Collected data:
+---+

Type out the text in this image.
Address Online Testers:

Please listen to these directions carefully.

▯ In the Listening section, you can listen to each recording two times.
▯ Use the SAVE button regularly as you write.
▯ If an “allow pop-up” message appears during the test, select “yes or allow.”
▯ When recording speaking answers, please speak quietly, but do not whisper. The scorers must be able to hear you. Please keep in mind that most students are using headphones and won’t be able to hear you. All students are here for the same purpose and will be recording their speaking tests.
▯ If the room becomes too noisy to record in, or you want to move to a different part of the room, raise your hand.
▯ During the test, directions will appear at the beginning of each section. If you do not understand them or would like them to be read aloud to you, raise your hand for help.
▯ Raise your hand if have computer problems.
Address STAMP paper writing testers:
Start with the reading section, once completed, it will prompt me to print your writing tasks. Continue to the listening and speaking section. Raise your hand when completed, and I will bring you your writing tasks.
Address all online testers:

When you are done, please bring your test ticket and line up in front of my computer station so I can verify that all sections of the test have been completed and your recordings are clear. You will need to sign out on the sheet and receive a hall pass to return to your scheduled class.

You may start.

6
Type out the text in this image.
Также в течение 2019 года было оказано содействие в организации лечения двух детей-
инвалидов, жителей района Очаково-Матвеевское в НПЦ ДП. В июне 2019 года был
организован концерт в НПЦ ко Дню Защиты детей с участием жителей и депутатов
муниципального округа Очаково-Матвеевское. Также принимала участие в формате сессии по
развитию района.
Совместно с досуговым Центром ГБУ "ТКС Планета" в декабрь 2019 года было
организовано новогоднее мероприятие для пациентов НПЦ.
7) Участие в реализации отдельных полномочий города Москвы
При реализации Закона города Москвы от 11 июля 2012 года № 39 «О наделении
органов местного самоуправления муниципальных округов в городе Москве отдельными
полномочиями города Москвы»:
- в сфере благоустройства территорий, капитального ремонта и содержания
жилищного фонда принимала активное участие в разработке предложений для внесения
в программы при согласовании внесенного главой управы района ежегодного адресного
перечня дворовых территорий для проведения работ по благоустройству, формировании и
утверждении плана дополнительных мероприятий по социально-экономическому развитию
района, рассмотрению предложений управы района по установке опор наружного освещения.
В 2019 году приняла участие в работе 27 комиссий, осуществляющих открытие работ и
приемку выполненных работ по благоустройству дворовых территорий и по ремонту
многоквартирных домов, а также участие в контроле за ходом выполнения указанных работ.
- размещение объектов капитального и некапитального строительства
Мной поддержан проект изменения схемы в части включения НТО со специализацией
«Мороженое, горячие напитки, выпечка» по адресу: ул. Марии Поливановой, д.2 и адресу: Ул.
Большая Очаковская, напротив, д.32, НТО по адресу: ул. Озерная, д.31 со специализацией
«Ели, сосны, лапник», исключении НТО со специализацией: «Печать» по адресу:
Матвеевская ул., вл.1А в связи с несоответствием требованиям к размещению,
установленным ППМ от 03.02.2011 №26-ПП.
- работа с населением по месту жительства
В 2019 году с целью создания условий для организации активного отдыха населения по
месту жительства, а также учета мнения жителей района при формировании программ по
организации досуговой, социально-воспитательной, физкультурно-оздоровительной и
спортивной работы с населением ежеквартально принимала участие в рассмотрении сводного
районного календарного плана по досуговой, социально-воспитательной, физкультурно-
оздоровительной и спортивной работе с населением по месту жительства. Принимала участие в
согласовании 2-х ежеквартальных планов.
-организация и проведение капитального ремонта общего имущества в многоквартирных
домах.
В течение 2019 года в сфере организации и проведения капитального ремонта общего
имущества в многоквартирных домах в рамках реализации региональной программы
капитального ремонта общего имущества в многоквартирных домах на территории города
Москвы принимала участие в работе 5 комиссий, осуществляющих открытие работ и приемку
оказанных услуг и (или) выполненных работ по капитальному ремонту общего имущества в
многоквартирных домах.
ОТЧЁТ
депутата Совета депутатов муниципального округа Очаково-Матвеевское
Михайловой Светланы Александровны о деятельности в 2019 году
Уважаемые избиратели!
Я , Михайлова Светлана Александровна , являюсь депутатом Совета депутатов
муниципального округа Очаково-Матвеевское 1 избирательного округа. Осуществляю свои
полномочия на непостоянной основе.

+---+

:: GIVEN PROBLEM ::
Reproduce every line of the data verbatim.

:: IN RESPONSE ::
Type out the text in this image.
Address Online Testers:

Please listen to these directions carefully.

▯ In the Listening section, you can listen to each recording two times.
▯ Use the SAVE button regularly as you write.
▯ If an “allow pop-up” message appears during the test, select “yes or allow.”
▯ When recording speaking answers, please speak quietly, but do not whisper. The scorers must be able to hear you. Please keep in mind that most students are using headphones and won’t be able to hear you. All students are here for the same purpose and will be recording their speaking tests.
▯ If the room becomes too noisy to record in, or you want to move to a different part of the room, raise your hand.
▯ During the test, directions will appear at the beginning of each section. If you do not understand them or would like them to be read aloud to you, raise your hand for help.
▯ Raise your hand if have computer problems.
Address STAMP paper writing testers:
Start with the reading section, once completed, it will prompt me to print your writing tasks. Continue to the listening and speaking section. Raise your hand when completed, and I will bring you your writing tasks.
Address all online testers:

When you are done, please bring your test ticket and line up in front of my computer station so I can verify that all sections of the test have been completed and your recordings are clear. You will need to sign out on the sheet and receive a hall pass to return to your scheduled class.

You may start.

6
Type out the text in this image.
Также в течение 2019 года было оказано содействие в организации лечения двух детей-
инвалидов, жителей района Очаково-Матвеевское в НПЦ ДП. В июне 2019 года был
организован концерт в НПЦ ко Дню Защиты детей с участием жителей и депутатов
муниципального округа Очаково-Матвеевское. Также принимала участие в формате сессии по
развитию района.
Совместно с досуговым Центром ГБУ "ТКС Планета" в декабрь 2019 года было
организовано новогоднее мероприятие для пациентов НПЦ.
7) Участие в реализации отдельных полномочий города Москвы
При реализации Закона города Москвы от 11 июля 2012 года № 39 «О наделении
органов местного самоуправления муниципальных округов в городе Москве отдельными
полномочиями города Москвы»:
- в сфере благоустройства территорий, капитального ремонта и содержания
жилищного фонда принимала активное участие в разработке предложений для внесения
в программы при согласовании внесенного главой управы района ежегодного адресного
перечня дворовых территорий для проведения работ по благоустройству, формировании и
утверждении плана дополнительных мероприятий по социально-экономическому развитию
района, рассмотрению предложений управы района по установке опор наружного освещения.
В 2019 году приняла участие в работе 27 комиссий, осуществляющих открытие работ и
приемку выполненных работ по благоустройству дворовых территорий и по ремонту
многоквартирных домов, а также участие в контроле за ходом выполнения указанных работ.
- размещение объектов капитального и некапитального строительства
Мной поддержан проект изменения схемы в части включения НТО со специализацией
«Мороженое, горячие напитки, выпечка» по адресу: ул. Марии Поливановой, д.2 и адресу: Ул.
Большая Очаковская, напротив, д.32, НТО по адресу: ул. Озерная, д.31 со специализацией
«Ели, сосны, лапник», исключении НТО со специализацией: «Печать» по адресу:
Матвеевская ул., вл.1А в связи с несоответствием требованиям к размещению,
установленным ППМ от 03.02.2011 №26-ПП.
- работа с населением по месту жительства
В 2019 году с целью создания условий для организации активного отдыха населения по
месту жительства, а также учета мнения жителей района при формировании программ по
организации досуговой, социально-воспитательной, физкультурно-оздоровительной и
спортивной работы с населением ежеквартально принимала участие в рассмотрении сводного
районного календарного плана по досуговой, социально-воспитательной, физкультурно-
оздоровительной и спортивной работе с населением по месту жительства. Принимала участие в
согласовании 2-х ежеквартальных планов.
-организация и проведение капитального ремонта общего имущества в многоквартирных
домах.
В течение 2019 года в сфере организации и проведения капитального ремонта общего
имущества в многоквартирных домах в рамках реализации региональной программы
капитального ремонта общего имущества в многоквартирных домах на территории города
Москвы принимала участие в работе 5 комиссий, осуществляющих открытие работ и приемку
оказанных услуг и (или) выполненных работ по капитальному ремонту общего имущества в
многоквартирных домах.
ОТЧЁТ
депутата Совета депутатов муниципального округа Очаково-Матвеевское
Михайловой Светланы Александровны о деятельности в 2019 году
Уважаемые избиратели!
Я , Михайлова Светлана Александровна , являюсь депутатом Совета депутатов
муниципального округа Очаково-Матвеевское 1 избирательного округа. Осуществляю свои
полномочия на непостоянной основе.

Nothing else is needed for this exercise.